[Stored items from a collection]
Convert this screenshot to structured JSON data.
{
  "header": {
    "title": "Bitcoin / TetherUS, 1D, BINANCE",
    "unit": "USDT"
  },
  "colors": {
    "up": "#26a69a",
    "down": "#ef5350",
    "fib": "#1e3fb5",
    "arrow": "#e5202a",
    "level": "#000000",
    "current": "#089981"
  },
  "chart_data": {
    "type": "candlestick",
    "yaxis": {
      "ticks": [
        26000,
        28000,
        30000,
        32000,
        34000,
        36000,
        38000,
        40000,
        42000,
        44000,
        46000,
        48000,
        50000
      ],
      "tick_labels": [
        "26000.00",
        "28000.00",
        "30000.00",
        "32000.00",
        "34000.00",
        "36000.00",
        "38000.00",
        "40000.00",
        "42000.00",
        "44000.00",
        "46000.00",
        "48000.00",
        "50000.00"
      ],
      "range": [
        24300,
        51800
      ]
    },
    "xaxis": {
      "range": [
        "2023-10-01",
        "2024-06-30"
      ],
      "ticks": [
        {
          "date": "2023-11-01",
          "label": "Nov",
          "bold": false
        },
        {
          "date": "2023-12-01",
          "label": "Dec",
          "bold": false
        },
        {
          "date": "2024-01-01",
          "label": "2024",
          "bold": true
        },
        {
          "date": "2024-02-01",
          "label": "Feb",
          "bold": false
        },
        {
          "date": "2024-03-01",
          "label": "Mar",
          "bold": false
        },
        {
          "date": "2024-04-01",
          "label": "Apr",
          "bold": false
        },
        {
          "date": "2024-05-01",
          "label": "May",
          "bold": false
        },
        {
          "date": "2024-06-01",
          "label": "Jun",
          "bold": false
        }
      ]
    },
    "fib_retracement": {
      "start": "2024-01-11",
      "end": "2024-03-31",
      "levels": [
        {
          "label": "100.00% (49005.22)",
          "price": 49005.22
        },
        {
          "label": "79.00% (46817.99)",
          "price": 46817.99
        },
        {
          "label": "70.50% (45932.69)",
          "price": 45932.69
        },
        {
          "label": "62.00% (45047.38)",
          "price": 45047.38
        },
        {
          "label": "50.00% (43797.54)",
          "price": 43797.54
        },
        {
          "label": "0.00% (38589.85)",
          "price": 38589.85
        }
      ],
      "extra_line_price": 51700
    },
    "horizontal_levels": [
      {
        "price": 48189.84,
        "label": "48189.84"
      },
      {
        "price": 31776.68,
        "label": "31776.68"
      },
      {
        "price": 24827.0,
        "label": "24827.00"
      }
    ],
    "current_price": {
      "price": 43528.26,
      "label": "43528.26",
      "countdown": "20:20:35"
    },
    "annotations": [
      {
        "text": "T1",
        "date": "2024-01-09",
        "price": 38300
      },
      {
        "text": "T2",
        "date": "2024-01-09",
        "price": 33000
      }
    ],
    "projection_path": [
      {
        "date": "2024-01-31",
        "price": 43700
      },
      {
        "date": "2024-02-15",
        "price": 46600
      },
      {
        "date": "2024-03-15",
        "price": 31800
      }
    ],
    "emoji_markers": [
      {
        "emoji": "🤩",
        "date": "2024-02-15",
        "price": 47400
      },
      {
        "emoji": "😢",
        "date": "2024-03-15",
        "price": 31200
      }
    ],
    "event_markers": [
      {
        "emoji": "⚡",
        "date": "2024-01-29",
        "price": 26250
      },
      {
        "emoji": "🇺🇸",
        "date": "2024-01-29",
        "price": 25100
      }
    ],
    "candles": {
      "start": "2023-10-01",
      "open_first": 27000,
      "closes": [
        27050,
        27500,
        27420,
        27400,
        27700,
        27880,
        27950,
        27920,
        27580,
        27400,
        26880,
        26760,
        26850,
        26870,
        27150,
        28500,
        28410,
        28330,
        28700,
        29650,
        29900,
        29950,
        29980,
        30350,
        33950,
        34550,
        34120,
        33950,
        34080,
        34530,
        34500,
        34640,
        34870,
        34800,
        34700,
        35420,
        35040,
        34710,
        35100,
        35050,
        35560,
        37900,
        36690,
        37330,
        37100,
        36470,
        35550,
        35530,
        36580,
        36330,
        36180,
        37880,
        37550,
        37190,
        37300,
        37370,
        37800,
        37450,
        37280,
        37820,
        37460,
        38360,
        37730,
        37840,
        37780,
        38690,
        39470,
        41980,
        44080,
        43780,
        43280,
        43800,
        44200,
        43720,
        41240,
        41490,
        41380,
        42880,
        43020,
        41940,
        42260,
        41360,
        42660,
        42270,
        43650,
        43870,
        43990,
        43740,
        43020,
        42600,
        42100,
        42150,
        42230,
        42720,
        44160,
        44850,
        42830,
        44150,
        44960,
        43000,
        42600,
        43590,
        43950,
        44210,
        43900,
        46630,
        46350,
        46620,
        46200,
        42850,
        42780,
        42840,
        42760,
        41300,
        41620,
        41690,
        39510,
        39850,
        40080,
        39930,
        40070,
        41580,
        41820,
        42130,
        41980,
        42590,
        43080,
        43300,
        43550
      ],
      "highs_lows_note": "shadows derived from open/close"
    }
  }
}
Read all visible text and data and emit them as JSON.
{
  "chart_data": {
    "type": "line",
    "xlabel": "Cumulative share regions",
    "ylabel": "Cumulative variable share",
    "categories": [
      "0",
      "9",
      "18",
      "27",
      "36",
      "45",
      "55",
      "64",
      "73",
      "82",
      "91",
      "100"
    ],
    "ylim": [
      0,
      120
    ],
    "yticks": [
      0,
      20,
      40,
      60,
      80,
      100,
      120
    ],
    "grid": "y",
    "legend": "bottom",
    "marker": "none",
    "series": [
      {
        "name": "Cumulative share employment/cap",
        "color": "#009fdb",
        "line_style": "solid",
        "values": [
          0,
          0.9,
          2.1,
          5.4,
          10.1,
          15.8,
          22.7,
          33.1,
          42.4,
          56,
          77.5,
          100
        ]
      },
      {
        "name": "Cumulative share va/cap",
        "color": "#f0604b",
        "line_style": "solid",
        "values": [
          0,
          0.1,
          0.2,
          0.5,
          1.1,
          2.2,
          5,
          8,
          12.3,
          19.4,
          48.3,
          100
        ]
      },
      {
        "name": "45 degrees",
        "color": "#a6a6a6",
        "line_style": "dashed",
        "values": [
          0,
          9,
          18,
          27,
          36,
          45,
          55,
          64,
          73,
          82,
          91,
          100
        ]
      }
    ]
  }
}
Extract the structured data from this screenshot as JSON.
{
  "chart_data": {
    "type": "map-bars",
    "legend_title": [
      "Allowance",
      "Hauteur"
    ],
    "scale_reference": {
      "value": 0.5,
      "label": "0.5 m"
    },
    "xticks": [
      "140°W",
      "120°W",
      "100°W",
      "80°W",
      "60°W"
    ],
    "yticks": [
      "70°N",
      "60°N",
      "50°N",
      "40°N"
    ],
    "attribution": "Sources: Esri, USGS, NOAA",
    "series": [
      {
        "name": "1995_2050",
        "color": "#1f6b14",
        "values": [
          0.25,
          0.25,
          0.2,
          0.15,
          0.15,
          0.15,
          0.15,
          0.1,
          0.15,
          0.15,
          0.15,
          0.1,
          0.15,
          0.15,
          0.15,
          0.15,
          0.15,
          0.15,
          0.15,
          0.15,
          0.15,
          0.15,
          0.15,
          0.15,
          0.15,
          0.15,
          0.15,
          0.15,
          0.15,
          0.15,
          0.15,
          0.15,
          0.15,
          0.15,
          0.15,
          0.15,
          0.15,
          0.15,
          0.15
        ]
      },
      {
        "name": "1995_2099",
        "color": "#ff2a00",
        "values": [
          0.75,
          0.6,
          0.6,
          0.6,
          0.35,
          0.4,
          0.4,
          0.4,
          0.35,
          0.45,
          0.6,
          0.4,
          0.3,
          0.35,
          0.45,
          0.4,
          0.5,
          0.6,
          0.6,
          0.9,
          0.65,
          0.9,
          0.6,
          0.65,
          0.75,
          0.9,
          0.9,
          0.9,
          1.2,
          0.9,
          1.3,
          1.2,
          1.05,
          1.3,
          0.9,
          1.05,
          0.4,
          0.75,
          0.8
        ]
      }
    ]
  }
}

> _EXERCISE PROMPT_
From the entries above, copy out every line where the string "structured" appears.

> _CORRECT ANSWER_
Convert this screenshot to structured JSON data.
Extract the structured data from this screenshot as JSON.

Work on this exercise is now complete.